Acceptable Certifications

Specify which certifications your program will cover – preferably, those that are essential to your facility’s success. Examples of certifications you may want to include:

  • Certified Perioperative Nurse (CNOR)
  • Certified Post Anesthesia Nurse (CPAN)
  • Certified Ambulatory PeriAnesthesia Nurse (CAPA)
  • Certified Surgical Tech (CST)
  • Certified Gastroenterology Registered Nurse (CGRN)

It’s important to permit staff to propose certifications not included in your program. You can weigh the merits and applicability of each proposal. While you may add to your original program list, consider including only those certifications awarded by nationally recognized professional organizations.

Covered Expenses

Identify which expenses are eligible for reimbursement upon successful completion of the ASC staff certification. You will likely want to cover the certification exam fee. You may want to reimburse certification renewal fees. Other expenses to consider:

  • Educational resources to support exam preparation (e.g., books, webinars, conferences)
  • Practice exams
  • Transportation to and from an exam center
  • Continuing education required to maintain the certification

Include a qualifier noting that reimbursement only applies to the portion of eligible expenses not already covered by other payment sources, such as scholarships. Put a cap on the amount of reimbursement available for a single certification and/or timeframe (e.g., annually).

□ □ □ □ □

> Work order
Reproduce the staff certification text above from "Acceptable Certifications" to "Surgical Tech (CST)". The listing that follows was drawn from a different source than the text above.

> Document structure recognition listing
□ □ □ □ □

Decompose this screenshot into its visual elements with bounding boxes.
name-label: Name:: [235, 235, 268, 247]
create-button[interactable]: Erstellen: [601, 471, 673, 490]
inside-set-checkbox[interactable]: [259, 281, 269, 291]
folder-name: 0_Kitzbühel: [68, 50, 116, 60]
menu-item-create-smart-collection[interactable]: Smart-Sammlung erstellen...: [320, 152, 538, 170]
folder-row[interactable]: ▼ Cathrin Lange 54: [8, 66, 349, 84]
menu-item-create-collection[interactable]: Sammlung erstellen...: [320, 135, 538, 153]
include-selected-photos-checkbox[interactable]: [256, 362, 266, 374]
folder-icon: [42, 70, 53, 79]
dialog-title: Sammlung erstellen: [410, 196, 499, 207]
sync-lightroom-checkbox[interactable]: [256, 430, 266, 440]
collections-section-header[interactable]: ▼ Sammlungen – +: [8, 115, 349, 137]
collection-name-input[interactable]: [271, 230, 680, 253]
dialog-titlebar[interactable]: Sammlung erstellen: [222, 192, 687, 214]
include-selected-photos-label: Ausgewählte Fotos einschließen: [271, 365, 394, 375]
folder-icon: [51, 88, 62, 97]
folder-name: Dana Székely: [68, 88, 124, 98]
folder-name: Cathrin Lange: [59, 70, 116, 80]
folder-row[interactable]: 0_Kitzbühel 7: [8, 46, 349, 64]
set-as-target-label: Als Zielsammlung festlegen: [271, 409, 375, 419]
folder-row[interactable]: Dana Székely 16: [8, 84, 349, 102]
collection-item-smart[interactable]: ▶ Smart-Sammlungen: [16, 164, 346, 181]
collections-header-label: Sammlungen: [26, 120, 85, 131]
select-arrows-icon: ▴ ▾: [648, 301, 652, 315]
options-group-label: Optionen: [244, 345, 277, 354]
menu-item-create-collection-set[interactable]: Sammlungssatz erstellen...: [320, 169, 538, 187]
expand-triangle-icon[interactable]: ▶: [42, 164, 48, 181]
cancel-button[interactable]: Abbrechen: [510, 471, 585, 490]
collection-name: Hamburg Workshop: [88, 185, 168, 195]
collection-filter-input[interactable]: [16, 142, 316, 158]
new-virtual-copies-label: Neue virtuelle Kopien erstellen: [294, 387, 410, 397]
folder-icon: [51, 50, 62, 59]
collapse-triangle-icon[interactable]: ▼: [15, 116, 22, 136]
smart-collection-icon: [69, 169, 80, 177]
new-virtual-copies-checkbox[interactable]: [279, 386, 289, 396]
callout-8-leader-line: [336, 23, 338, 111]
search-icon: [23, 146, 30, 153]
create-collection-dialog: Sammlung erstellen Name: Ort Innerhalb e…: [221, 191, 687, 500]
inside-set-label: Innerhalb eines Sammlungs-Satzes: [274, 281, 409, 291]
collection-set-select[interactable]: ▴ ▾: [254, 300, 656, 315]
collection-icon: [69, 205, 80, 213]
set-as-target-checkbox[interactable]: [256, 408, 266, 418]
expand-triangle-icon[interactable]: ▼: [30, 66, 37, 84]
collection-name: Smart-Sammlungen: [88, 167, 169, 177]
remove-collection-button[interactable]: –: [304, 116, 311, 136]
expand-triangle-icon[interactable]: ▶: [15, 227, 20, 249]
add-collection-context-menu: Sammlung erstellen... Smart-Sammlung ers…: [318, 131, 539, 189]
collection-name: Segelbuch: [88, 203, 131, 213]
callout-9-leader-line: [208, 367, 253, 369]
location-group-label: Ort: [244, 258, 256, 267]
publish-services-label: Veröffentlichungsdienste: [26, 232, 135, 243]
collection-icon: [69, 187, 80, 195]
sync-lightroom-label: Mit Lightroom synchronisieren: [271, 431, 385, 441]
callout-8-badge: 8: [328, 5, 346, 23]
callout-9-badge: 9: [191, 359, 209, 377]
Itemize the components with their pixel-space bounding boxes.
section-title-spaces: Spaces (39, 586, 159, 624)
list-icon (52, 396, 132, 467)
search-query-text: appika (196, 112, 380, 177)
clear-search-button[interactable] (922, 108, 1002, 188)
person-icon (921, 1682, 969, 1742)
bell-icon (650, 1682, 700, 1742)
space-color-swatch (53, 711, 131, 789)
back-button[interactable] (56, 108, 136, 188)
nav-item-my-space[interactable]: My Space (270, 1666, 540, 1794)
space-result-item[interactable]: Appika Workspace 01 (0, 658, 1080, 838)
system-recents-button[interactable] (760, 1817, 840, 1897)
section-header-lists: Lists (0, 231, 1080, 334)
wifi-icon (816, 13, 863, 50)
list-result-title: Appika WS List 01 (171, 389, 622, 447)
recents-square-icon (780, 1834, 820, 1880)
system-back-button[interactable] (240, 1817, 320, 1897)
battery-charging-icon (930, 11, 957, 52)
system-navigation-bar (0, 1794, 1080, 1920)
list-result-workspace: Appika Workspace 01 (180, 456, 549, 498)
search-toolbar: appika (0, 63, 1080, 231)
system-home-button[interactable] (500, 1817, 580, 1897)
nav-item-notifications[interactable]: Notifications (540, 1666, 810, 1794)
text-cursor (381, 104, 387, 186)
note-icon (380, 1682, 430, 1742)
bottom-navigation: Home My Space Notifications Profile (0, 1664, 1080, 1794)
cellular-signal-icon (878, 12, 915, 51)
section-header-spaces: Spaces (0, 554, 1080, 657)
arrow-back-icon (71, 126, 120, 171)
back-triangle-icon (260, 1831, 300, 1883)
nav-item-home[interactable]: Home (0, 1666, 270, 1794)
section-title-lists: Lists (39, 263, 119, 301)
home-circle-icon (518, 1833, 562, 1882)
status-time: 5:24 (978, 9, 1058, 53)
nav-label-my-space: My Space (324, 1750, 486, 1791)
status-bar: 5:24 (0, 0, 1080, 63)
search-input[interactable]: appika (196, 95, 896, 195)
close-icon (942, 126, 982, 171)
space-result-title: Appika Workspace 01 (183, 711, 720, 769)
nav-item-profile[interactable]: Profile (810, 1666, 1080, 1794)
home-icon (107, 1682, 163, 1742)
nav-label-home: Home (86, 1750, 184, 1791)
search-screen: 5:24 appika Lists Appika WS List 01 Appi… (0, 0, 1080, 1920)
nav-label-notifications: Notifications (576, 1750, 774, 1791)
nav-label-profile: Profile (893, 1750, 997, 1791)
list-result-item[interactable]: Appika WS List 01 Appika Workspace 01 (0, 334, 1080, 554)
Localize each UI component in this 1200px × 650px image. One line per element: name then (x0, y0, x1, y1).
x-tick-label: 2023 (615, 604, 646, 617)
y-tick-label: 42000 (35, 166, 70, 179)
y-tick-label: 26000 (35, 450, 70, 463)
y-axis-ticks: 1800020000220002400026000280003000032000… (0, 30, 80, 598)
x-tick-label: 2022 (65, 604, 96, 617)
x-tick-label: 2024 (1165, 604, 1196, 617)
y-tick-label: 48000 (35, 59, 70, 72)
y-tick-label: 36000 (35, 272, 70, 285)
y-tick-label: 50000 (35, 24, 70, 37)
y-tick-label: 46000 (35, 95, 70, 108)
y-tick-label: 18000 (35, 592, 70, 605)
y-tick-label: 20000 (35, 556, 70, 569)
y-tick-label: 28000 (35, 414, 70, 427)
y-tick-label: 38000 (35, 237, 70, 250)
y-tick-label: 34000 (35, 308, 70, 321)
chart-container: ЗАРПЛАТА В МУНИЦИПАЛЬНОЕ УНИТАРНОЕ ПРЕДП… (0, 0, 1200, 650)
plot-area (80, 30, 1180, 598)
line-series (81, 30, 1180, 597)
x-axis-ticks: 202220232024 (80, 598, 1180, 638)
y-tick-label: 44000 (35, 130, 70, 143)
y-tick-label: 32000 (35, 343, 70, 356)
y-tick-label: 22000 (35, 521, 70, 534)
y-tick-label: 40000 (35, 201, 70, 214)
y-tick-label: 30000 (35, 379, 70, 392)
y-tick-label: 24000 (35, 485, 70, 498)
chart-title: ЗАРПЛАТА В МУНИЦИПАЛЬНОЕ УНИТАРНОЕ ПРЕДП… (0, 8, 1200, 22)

□ □ □ □ □

> Answer section
Acceptable Certifications

Specify which certifications your program will cover – preferably, those that are essential to your facility’s success. Examples of certifications you may want to include:

  • Certified Perioperative Nurse (CNOR)
  • Certified Post Anesthesia Nurse (CPAN)
  • Certified Ambulatory PeriAnesthesia Nurse (CAPA)
  • Certified Surgical Tech (CST)